HCQ, originally used for the treatment and prophylaxis of malaria, has been used in SLE since the early 1950s because of its excellent safety profile and multiple benefits including improved disease control, survival and decreased damage accrual. Long-term HCQ maintenance has been standard of care since the landmark study by The Canadian Hydroxychloroquine Study group demonstrated an increased risk of disease flare after HCQ discontinuation.1

HCQ has a favourable safety profile with gastrointestinal symptoms including decreased appetite, nausea, abdominal pain, and diarrhea commonly cited.2 Retinopathy following prolonged treatment with chloroquine and hydroxychloroquine was described in 1959 and 1967, respectively. 3,4 It was initially thought to occur rarely, but more recently a prevalence of 7.5% by more sensitive techniques such as spectral-domain optical coherence imaging (SD-OCT) was observed.5

HCQ retinopathy is irreversible and specific treatment is currently lacking. Also, severe toxicity at diagnosis can further progress for at least three years after treatment discontinuation, whereas those with early and moderate toxicity generally have no progression.6 Therefore, annual SD-OCT screening should start five years after treatment initiation, or earlier in the presence of additional risk factors.7

Prevention of Hydroxychloroquine-induced Retinopathy
The identification of risk factors has helped to develop strategies for prevention. Melles and Marmor showed that the risk of HCQ retinopathy is associated with higher HCQ doses (>5.0 mg/kg/day [actual body weight]), prolonged treatment duration (>10 years), cumulative HCQ dose, chronic kidney disease (estimated glomerular filtration rate [eGFR] <60 mL/min per 1.73 m2) and concomitant treatment with tamoxifen.5 Based on these data, the current recommendations are to use a HCQ dose of 5 mg/kg actual body weight per day (no absolute daily maximum).7,8 At this dose, the risk of HCQ retinopathy is <2% within the first 10 years of treatment.5 Compared to prior guidelines that recommended a dose of 6.5 mg/kg ideal body weight per day (maximum 400 mg/day), the new dosing regimen results in lower drug exposure in patients with a low-normal BMI, which may decrease treatment efficacy. In contrast, patients with a BMI >25 will have a relatively higher HCQ exposure than before, which has been shown to result in increased HCQ blood concentrations,9 and thus may increase toxicity. Besides these general dosing recommendations, there is no clear guidance on HCQ dosing for patients with concurrent renal disease and those treated with tamoxifen.8

Precision Therapeutics
Therapeutic drug monitoring (TDM) and pharmacogenetic testing (PGx) may allow for treatment individualization and reduce risks for adverse drug reactions, while optimizing treatment efficacy. TDM is the practice where drug concentration measurements in serum or blood are performed to guide pharmacotherapeutic management, whereas PGx guides treatment decisions by identifying targeted genetic variants that are associated with specific clinical outcomes.

### Information shown
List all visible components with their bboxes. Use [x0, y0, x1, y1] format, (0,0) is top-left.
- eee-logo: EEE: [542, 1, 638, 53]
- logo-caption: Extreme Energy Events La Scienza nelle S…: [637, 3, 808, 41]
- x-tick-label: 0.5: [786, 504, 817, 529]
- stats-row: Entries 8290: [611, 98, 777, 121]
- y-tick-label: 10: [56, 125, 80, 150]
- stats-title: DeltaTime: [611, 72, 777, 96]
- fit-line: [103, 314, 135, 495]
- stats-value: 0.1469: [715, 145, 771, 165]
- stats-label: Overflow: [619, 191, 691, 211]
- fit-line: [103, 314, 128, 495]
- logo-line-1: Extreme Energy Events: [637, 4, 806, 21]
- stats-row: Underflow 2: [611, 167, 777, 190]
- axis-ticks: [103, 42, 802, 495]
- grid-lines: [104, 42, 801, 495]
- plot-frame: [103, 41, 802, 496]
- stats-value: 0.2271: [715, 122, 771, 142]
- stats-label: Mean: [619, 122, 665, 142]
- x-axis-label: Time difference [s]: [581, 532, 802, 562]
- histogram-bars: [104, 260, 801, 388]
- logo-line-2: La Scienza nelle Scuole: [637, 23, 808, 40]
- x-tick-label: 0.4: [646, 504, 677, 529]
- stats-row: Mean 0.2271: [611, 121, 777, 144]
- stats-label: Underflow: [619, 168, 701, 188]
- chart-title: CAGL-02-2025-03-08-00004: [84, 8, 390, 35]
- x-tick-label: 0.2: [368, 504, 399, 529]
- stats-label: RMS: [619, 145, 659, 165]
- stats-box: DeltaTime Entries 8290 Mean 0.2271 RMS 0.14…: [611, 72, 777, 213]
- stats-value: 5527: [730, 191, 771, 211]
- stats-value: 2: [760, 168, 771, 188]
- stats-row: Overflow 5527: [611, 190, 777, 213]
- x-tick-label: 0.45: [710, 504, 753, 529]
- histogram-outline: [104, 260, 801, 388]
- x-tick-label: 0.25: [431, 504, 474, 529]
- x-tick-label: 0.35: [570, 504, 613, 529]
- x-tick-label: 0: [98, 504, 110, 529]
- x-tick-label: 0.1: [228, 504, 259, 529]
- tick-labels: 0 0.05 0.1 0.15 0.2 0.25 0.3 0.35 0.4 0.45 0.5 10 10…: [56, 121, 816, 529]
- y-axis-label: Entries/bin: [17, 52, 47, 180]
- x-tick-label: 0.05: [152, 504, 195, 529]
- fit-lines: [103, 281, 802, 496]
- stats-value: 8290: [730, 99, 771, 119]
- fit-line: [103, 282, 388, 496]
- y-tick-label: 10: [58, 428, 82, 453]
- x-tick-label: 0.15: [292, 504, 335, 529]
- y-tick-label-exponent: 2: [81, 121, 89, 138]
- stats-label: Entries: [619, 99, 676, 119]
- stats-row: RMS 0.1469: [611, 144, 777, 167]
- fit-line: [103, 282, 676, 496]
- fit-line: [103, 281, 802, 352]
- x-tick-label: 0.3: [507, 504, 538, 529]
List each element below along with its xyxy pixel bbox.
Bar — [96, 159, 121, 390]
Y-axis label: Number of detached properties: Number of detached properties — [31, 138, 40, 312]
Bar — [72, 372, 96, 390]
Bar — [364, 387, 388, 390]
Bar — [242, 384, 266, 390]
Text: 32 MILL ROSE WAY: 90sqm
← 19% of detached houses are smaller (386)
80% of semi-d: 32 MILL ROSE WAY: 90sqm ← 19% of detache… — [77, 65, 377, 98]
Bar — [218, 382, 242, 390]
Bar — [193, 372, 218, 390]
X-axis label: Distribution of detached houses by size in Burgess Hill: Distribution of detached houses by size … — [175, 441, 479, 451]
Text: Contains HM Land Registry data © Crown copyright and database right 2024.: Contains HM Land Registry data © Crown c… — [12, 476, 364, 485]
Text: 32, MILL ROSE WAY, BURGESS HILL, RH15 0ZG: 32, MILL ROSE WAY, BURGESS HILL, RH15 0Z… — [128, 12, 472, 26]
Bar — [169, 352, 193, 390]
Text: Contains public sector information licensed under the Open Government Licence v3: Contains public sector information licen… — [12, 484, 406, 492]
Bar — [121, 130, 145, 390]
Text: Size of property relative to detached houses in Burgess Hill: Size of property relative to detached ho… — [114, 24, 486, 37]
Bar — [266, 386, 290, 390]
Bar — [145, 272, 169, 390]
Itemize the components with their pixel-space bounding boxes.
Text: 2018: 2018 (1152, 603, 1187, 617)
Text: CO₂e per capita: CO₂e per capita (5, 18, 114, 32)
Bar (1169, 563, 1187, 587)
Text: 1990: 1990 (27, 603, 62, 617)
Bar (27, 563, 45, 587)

### Problem requirements
Extend the passage on hydroxychloroquine in lupus, starting right after its final sentence. The rows have no connection to the passage on hydroxychloroquine in lupus.

### Exercise answer
Although HCQ concentrations have been studied for at least 30 years, this test has not seen widespread clinical implementation. There is a large variability in the HCQ blood concentrations achieved for a specific dose,10 which in part can be explained by (partial) non-adherence in combination with the long halflife (i.e., 30-60 days). Garg et al. recently published a meta-analysis of 17 studies that have explored the optimal HCQ blood concentration in SLE.11 They found a strong association between low HCQ blood concentrations and non-adherence. In addition, among 1,223 individuals, those with HCQ blood concentrations ≥ 750 ng/mL had a 58% lower risk of active disease, as well as a Systemic Lupus Erythematosus Disease Activity Index (SLEDAI) score that was 3.2 points lower.11

In 2020, Petri et al. published their work on the association between HCQ blood concentrations and the development of retinopathy in SLE.12 Of 537 patients, 23 developed retinopathy (4.3%). Looking at those who had developed retinopathy, more than half had a HCQ blood concentration in the highest tertile (mean >1,177 ng/mL or maximum >1,753 ng/mL). Unfortunately, this study did not relate blood concentration to the time of HCQ administration (i.e., peak, trough).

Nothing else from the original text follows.